-- Start of Records provided --
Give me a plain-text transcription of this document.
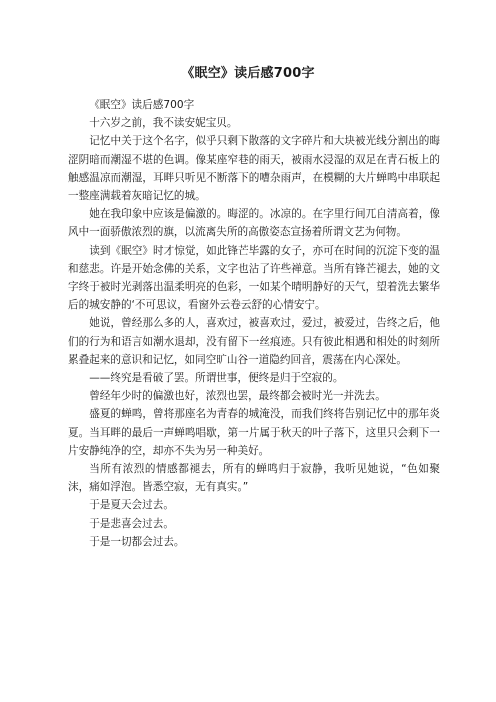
《眠空》读后感700字

《眠空》读后感700字

十六岁之前，我不读安妮宝贝。

记忆中关于这个名字，似乎只剩下散落的文字碎片和大块被光线分割出的晦涩阴暗而潮湿不堪的色调。像某座窄巷的雨天，被雨水浸湿的双足在青石板上的触感温凉而潮湿，耳畔只听见不断落下的嘈杂雨声，在模糊的大片蝉鸣中串联起一整座满载着灰暗记忆的城。

她在我印象中应该是偏激的。晦涩的。冰凉的。在字里行间兀自清高着，像风中一面骄傲浓烈的旗，以流离失所的高傲姿态宣扬着所谓文艺为何物。

读到《眠空》时才惊觉，如此锋芒毕露的女子，亦可在时间的沉淀下变的温和慈悲。许是开始念佛的关系，文字也沾了许些禅意。当所有锋芒褪去，她的文字终于被时光剥落出温柔明亮的色彩，一如某个晴明静好的天气，望着洗去繁华后的城安静的‘不可思议，看窗外云卷云舒的心情安宁。

她说，曾经那么多的人，喜欢过，被喜欢过，爱过，被爱过，告终之后，他们的行为和语言如潮水退却，没有留下一丝痕迹。只有彼此相遇和相处的时刻所累叠起来的意识和记忆，如同空旷山谷一道隐约回音，震荡在内心深处。

——终究是看破了罢。所谓世事，便终是归于空寂的。

曾经年少时的偏激也好，浓烈也罢，最终都会被时光一并洗去。

盛夏的蝉鸣，曾将那座名为青春的城淹没，而我们终将告别记忆中的那年炎夏。当耳畔的最后一声蝉鸣唱歇，第一片属于秋天的叶子落下，这里只会剩下一片安静纯净的空，却亦不失为另一种美好。

当所有浓烈的情感都褪去，所有的蝉鸣归于寂静，我听见她说，“色如聚沫，痛如浮泡。皆悉空寂，无有真实。”

于是夏天会过去。

于是悲喜会过去。

于是一切都会过去。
-- End of Records provided --
§ Problem description: Transcribe the records above exactly as they appear, leaving out any pictures.

§ Written answer:
Give me a plain-text transcription of this document.
《眠空》读后感700字

《眠空》读后感700字

十六岁之前，我不读安妮宝贝。

记忆中关于这个名字，似乎只剩下散落的文字碎片和大块被光线分割出的晦涩阴暗而潮湿不堪的色调。像某座窄巷的雨天，被雨水浸湿的双足在青石板上的触感温凉而潮湿，耳畔只听见不断落下的嘈杂雨声，在模糊的大片蝉鸣中串联起一整座满载着灰暗记忆的城。

她在我印象中应该是偏激的。晦涩的。冰凉的。在字里行间兀自清高着，像风中一面骄傲浓烈的旗，以流离失所的高傲姿态宣扬着所谓文艺为何物。

读到《眠空》时才惊觉，如此锋芒毕露的女子，亦可在时间的沉淀下变的温和慈悲。许是开始念佛的关系，文字也沾了许些禅意。当所有锋芒褪去，她的文字终于被时光剥落出温柔明亮的色彩，一如某个晴明静好的天气，望着洗去繁华后的城安静的‘不可思议，看窗外云卷云舒的心情安宁。

她说，曾经那么多的人，喜欢过，被喜欢过，爱过，被爱过，告终之后，他们的行为和语言如潮水退却，没有留下一丝痕迹。只有彼此相遇和相处的时刻所累叠起来的意识和记忆，如同空旷山谷一道隐约回音，震荡在内心深处。

——终究是看破了罢。所谓世事，便终是归于空寂的。

曾经年少时的偏激也好，浓烈也罢，最终都会被时光一并洗去。

盛夏的蝉鸣，曾将那座名为青春的城淹没，而我们终将告别记忆中的那年炎夏。当耳畔的最后一声蝉鸣唱歇，第一片属于秋天的叶子落下，这里只会剩下一片安静纯净的空，却亦不失为另一种美好。

当所有浓烈的情感都褪去，所有的蝉鸣归于寂静，我听见她说，“色如聚沫，痛如浮泡。皆悉空寂，无有真实。”

于是夏天会过去。

于是悲喜会过去。

于是一切都会过去。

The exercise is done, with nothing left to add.